• **The input**
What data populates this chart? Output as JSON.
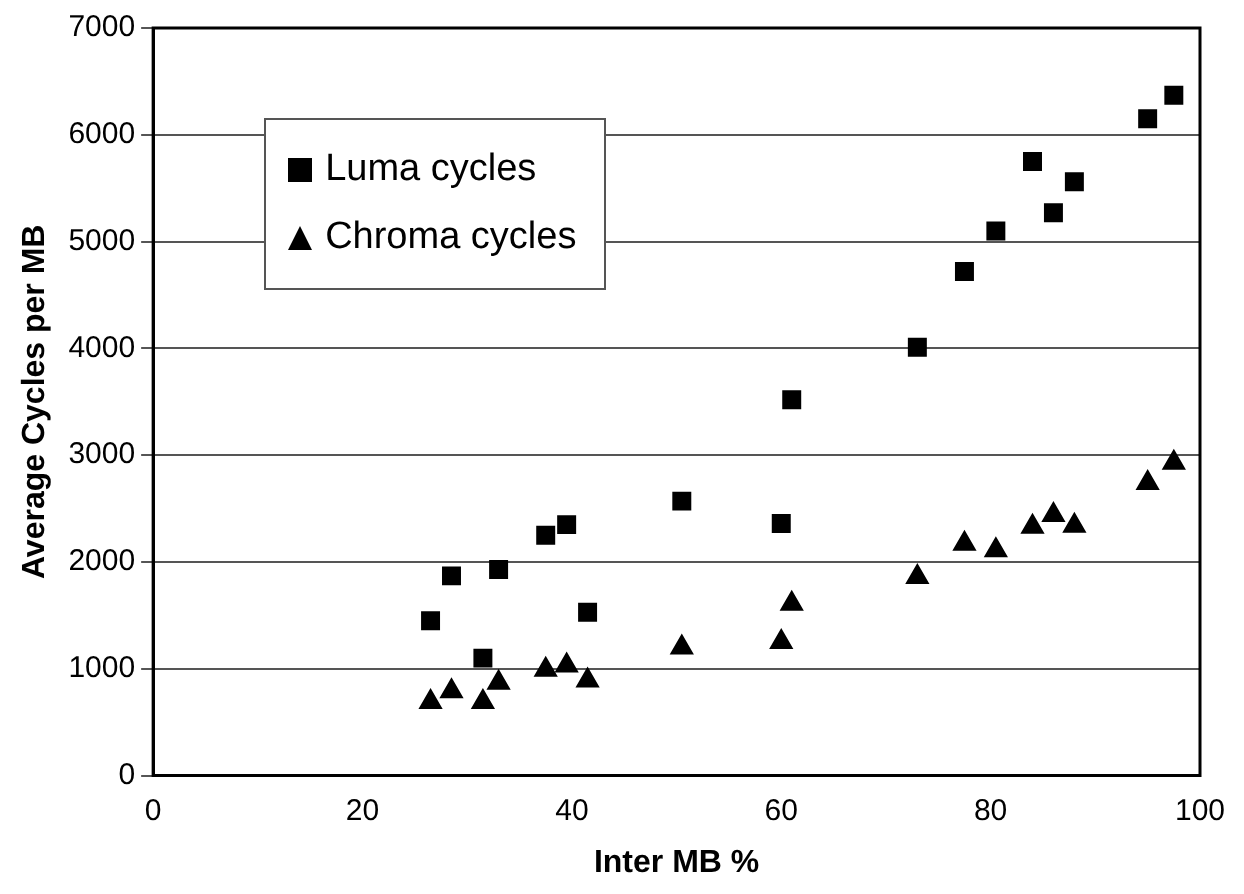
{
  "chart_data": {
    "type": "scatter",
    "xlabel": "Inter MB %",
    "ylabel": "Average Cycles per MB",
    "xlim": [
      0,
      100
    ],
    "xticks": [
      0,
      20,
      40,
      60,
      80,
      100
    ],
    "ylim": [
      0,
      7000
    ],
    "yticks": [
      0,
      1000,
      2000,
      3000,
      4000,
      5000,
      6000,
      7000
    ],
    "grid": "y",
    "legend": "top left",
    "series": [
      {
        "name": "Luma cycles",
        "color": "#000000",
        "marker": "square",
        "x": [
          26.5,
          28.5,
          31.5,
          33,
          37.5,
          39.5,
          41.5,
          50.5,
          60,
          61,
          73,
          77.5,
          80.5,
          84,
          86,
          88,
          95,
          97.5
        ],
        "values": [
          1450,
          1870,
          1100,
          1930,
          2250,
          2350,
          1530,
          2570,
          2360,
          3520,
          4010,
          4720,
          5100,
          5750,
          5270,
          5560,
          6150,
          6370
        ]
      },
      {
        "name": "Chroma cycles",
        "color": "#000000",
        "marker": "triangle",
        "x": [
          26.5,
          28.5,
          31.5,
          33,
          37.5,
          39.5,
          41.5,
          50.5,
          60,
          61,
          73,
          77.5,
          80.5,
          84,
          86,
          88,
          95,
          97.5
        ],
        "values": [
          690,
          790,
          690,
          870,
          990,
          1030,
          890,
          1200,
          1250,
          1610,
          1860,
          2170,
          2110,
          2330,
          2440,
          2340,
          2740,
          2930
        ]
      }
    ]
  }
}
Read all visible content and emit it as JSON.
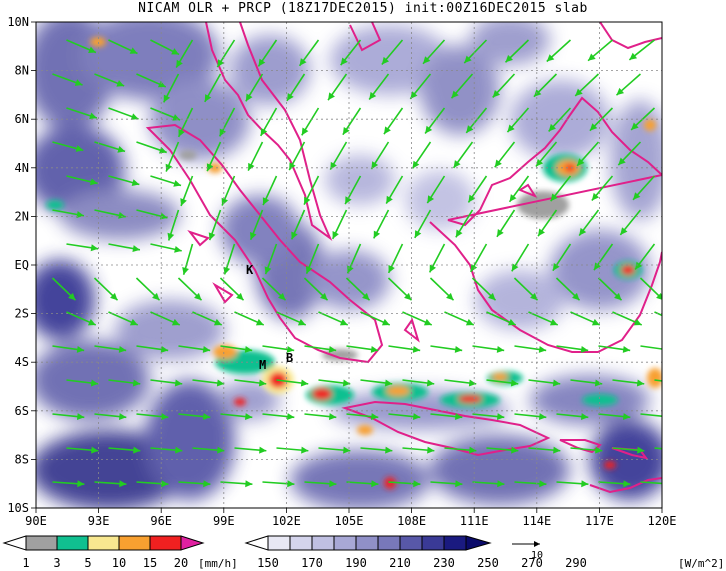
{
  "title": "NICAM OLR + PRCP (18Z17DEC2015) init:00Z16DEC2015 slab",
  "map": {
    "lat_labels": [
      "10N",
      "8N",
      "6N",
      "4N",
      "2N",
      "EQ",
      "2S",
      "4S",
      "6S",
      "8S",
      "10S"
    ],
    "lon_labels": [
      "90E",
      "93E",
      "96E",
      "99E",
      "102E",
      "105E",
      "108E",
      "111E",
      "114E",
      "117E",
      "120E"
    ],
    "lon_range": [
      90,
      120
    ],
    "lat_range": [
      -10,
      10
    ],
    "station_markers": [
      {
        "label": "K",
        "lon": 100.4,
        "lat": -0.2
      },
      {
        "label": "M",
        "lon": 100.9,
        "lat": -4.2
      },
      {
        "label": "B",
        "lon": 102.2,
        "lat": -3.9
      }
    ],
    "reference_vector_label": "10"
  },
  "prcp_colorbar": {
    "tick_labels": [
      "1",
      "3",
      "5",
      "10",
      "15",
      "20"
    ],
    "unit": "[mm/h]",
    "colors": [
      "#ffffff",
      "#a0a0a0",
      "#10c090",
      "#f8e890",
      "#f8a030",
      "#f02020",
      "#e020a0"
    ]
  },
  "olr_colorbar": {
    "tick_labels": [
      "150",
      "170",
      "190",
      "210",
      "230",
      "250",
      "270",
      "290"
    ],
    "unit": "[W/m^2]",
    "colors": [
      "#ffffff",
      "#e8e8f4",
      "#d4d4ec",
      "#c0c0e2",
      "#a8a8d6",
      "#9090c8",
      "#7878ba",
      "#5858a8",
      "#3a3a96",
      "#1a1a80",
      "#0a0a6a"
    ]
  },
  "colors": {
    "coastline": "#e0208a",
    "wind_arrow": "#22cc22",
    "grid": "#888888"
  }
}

• **Your objective**
Make an exact copy of every record, pictures excluded.

• **Complete output**
What data populates this chart? Output as JSON.
{
  "chart_data": {
    "type": "scatter",
    "xlabel": "Inter MB %",
    "ylabel": "Average Cycles per MB",
    "xlim": [
      0,
      100
    ],
    "xticks": [
      0,
      20,
      40,
      60,
      80,
      100
    ],
    "ylim": [
      0,
      7000
    ],
    "yticks": [
      0,
      1000,
      2000,
      3000,
      4000,
      5000,
      6000,
      7000
    ],
    "grid": "y",
    "legend": "top left",
    "series": [
      {
        "name": "Luma cycles",
        "color": "#000000",
        "marker": "square",
        "x": [
          26.5,
          28.5,
          31.5,
          33,
          37.5,
          39.5,
          41.5,
          50.5,
          60,
          61,
          73,
          77.5,
          80.5,
          84,
          86,
          88,
          95,
          97.5
        ],
        "values": [
          1450,
          1870,
          1100,
          1930,
          2250,
          2350,
          1530,
          2570,
          2360,
          3520,
          4010,
          4720,
          5100,
          5750,
          5270,
          5560,
          6150,
          6370
        ]
      },
      {
        "name": "Chroma cycles",
        "color": "#000000",
        "marker": "triangle",
        "x": [
          26.5,
          28.5,
          31.5,
          33,
          37.5,
          39.5,
          41.5,
          50.5,
          60,
          61,
          73,
          77.5,
          80.5,
          84,
          86,
          88,
          95,
          97.5
        ],
        "values": [
          690,
          790,
          690,
          870,
          990,
          1030,
          890,
          1200,
          1250,
          1610,
          1860,
          2170,
          2110,
          2330,
          2440,
          2340,
          2740,
          2930
        ]
      }
    ]
  }
}
Read all visible content and emit it as JSON.
{
  "title": "NICAM OLR + PRCP (18Z17DEC2015) init:00Z16DEC2015 slab",
  "map": {
    "lat_labels": [
      "10N",
      "8N",
      "6N",
      "4N",
      "2N",
      "EQ",
      "2S",
      "4S",
      "6S",
      "8S",
      "10S"
    ],
    "lon_labels": [
      "90E",
      "93E",
      "96E",
      "99E",
      "102E",
      "105E",
      "108E",
      "111E",
      "114E",
      "117E",
      "120E"
    ],
    "lon_range": [
      90,
      120
    ],
    "lat_range": [
      -10,
      10
    ],
    "station_markers": [
      {
        "label": "K",
        "lon": 100.4,
        "lat": -0.2
      },
      {
        "label": "M",
        "lon": 100.9,
        "lat": -4.2
      },
      {
        "label": "B",
        "lon": 102.2,
        "lat": -3.9
      }
    ],
    "reference_vector_label": "10"
  },
  "prcp_colorbar": {
    "tick_labels": [
      "1",
      "3",
      "5",
      "10",
      "15",
      "20"
    ],
    "unit": "[mm/h]",
    "colors": [
      "#ffffff",
      "#a0a0a0",
      "#10c090",
      "#f8e890",
      "#f8a030",
      "#f02020",
      "#e020a0"
    ]
  },
  "olr_colorbar": {
    "tick_labels": [
      "150",
      "170",
      "190",
      "210",
      "230",
      "250",
      "270",
      "290"
    ],
    "unit": "[W/m^2]",
    "colors": [
      "#ffffff",
      "#e8e8f4",
      "#d4d4ec",
      "#c0c0e2",
      "#a8a8d6",
      "#9090c8",
      "#7878ba",
      "#5858a8",
      "#3a3a96",
      "#1a1a80",
      "#0a0a6a"
    ]
  },
  "colors": {
    "coastline": "#e0208a",
    "wind_arrow": "#22cc22",
    "grid": "#888888"
  }
}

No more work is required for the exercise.